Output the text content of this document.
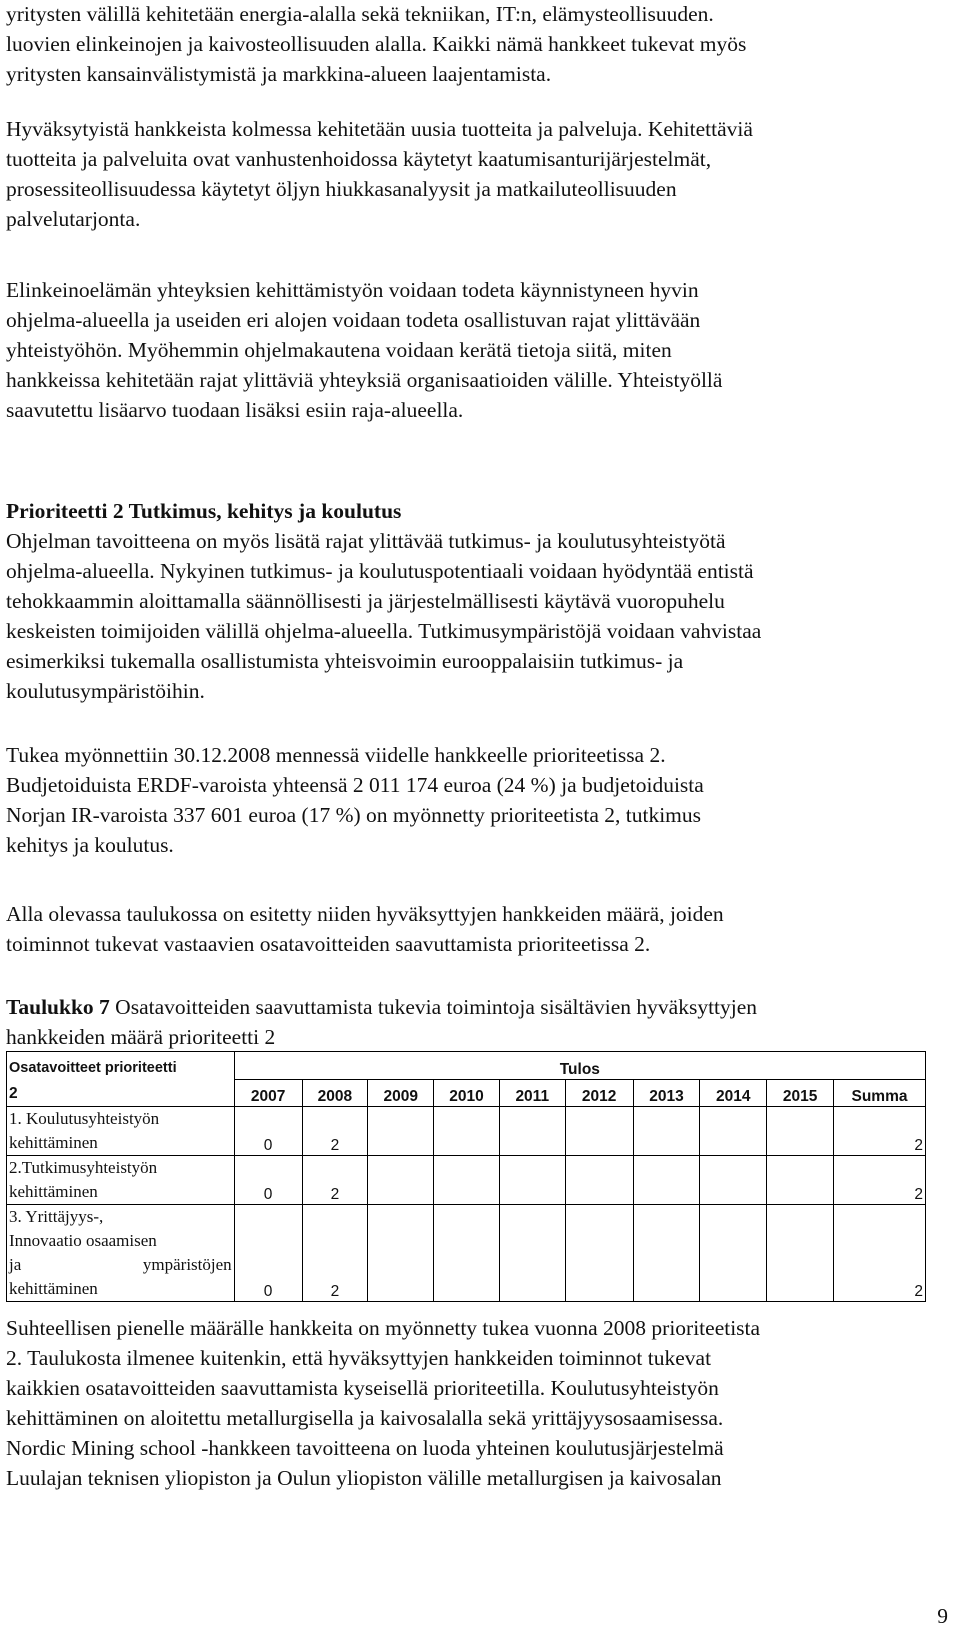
yritysten välillä kehitetään energia-alalla sekä tekniikan, IT:n, elämysteollisuuden.
luovien elinkeinojen ja kaivosteollisuuden alalla. Kaikki nämä hankkeet tukevat myös
yritysten kansainvälistymistä ja markkina-alueen laajentamista.

Hyväksytyistä hankkeista kolmessa kehitetään uusia tuotteita ja palveluja. Kehitettäviä
tuotteita ja palveluita ovat vanhustenhoidossa käytetyt kaatumisanturijärjestelmät,
prosessiteollisuudessa käytetyt öljyn hiukkasanalyysit ja matkailuteollisuuden
palvelutarjonta.

Elinkeinoelämän yhteyksien kehittämistyön voidaan todeta käynnistyneen hyvin
ohjelma-alueella ja useiden eri alojen voidaan todeta osallistuvan rajat ylittävään
yhteistyöhön. Myöhemmin ohjelmakautena voidaan kerätä tietoja siitä, miten
hankkeissa kehitetään rajat ylittäviä yhteyksiä organisaatioiden välille. Yhteistyöllä
saavutettu lisäarvo tuodaan lisäksi esiin raja-alueella.

Prioriteetti 2 Tutkimus, kehitys ja koulutus
Ohjelman tavoitteena on myös lisätä rajat ylittävää tutkimus- ja koulutusyhteistyötä
ohjelma-alueella. Nykyinen tutkimus- ja koulutuspotentiaali voidaan hyödyntää entistä
tehokkaammin aloittamalla säännöllisesti ja järjestelmällisesti käytävä vuoropuhelu
keskeisten toimijoiden välillä ohjelma-alueella. Tutkimusympäristöjä voidaan vahvistaa
esimerkiksi tukemalla osallistumista yhteisvoimin eurooppalaisiin tutkimus- ja
koulutusympäristöihin.

Tukea myönnettiin 30.12.2008 mennessä viidelle hankkeelle prioriteetissa 2.
Budjetoiduista ERDF-varoista yhteensä 2 011 174 euroa (24 %) ja budjetoiduista
Norjan IR-varoista 337 601 euroa (17 %) on myönnetty prioriteetista 2, tutkimus
kehitys ja koulutus.

Alla olevassa taulukossa on esitetty niiden hyväksyttyjen hankkeiden määrä, joiden
toiminnot tukevat vastaavien osatavoitteiden saavuttamista prioriteetissa 2.

Taulukko 7 Osatavoitteiden saavuttamista tukevia toimintoja sisältävien hyväksyttyjen
hankkeiden määrä prioriteetti 2

Osatavoitteet prioriteetti
2	Tulos									
	2007	2008	2009	2010	2011	2012	2013	2014	2015	Summa

1. Koulutusyhteistyön
kehittäminen	0	2								2

2.Tutkimusyhteistyön
kehittäminen	0	2								2

3. Yrittäjyys-,
Innovaatio osaamisen
ja ympäristöjen
kehittäminen	0	2								2

Suhteellisen pienelle määrälle hankkeita on myönnetty tukea vuonna 2008 prioriteetista
2. Taulukosta ilmenee kuitenkin, että hyväksyttyjen hankkeiden toiminnot tukevat
kaikkien osatavoitteiden saavuttamista kyseisellä prioriteetilla. Koulutusyhteistyön
kehittäminen on aloitettu metallurgisella ja kaivosalalla sekä yrittäjyysosaamisessa.
Nordic Mining school -hankkeen tavoitteena on luoda yhteinen koulutusjärjestelmä
Luulajan teknisen yliopiston ja Oulun yliopiston välille metallurgisen ja kaivosalan

9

—————

*Exercise*: Transcribe every entry word for word, but skip the pictures.

*The answer*:
Output the text content of this document.
yritysten välillä kehitetään energia-alalla sekä tekniikan, IT:n, elämysteollisuuden.
luovien elinkeinojen ja kaivosteollisuuden alalla. Kaikki nämä hankkeet tukevat myös
yritysten kansainvälistymistä ja markkina-alueen laajentamista.

Hyväksytyistä hankkeista kolmessa kehitetään uusia tuotteita ja palveluja. Kehitettäviä
tuotteita ja palveluita ovat vanhustenhoidossa käytetyt kaatumisanturijärjestelmät,
prosessiteollisuudessa käytetyt öljyn hiukkasanalyysit ja matkailuteollisuuden
palvelutarjonta.

Elinkeinoelämän yhteyksien kehittämistyön voidaan todeta käynnistyneen hyvin
ohjelma-alueella ja useiden eri alojen voidaan todeta osallistuvan rajat ylittävään
yhteistyöhön. Myöhemmin ohjelmakautena voidaan kerätä tietoja siitä, miten
hankkeissa kehitetään rajat ylittäviä yhteyksiä organisaatioiden välille. Yhteistyöllä
saavutettu lisäarvo tuodaan lisäksi esiin raja-alueella.

Prioriteetti 2 Tutkimus, kehitys ja koulutus
Ohjelman tavoitteena on myös lisätä rajat ylittävää tutkimus- ja koulutusyhteistyötä
ohjelma-alueella. Nykyinen tutkimus- ja koulutuspotentiaali voidaan hyödyntää entistä
tehokkaammin aloittamalla säännöllisesti ja järjestelmällisesti käytävä vuoropuhelu
keskeisten toimijoiden välillä ohjelma-alueella. Tutkimusympäristöjä voidaan vahvistaa
esimerkiksi tukemalla osallistumista yhteisvoimin eurooppalaisiin tutkimus- ja
koulutusympäristöihin.

Tukea myönnettiin 30.12.2008 mennessä viidelle hankkeelle prioriteetissa 2.
Budjetoiduista ERDF-varoista yhteensä 2 011 174 euroa (24 %) ja budjetoiduista
Norjan IR-varoista 337 601 euroa (17 %) on myönnetty prioriteetista 2, tutkimus
kehitys ja koulutus.

Alla olevassa taulukossa on esitetty niiden hyväksyttyjen hankkeiden määrä, joiden
toiminnot tukevat vastaavien osatavoitteiden saavuttamista prioriteetissa 2.

Taulukko 7 Osatavoitteiden saavuttamista tukevia toimintoja sisältävien hyväksyttyjen
hankkeiden määrä prioriteetti 2

Osatavoitteet prioriteetti
2	Tulos									
	2007	2008	2009	2010	2011	2012	2013	2014	2015	Summa

1. Koulutusyhteistyön
kehittäminen	0	2								2

2.Tutkimusyhteistyön
kehittäminen	0	2								2

3. Yrittäjyys-,
Innovaatio osaamisen
ja ympäristöjen
kehittäminen	0	2								2

Suhteellisen pienelle määrälle hankkeita on myönnetty tukea vuonna 2008 prioriteetista
2. Taulukosta ilmenee kuitenkin, että hyväksyttyjen hankkeiden toiminnot tukevat
kaikkien osatavoitteiden saavuttamista kyseisellä prioriteetilla. Koulutusyhteistyön
kehittäminen on aloitettu metallurgisella ja kaivosalalla sekä yrittäjyysosaamisessa.
Nordic Mining school -hankkeen tavoitteena on luoda yhteinen koulutusjärjestelmä
Luulajan teknisen yliopiston ja Oulun yliopiston välille metallurgisen ja kaivosalan

9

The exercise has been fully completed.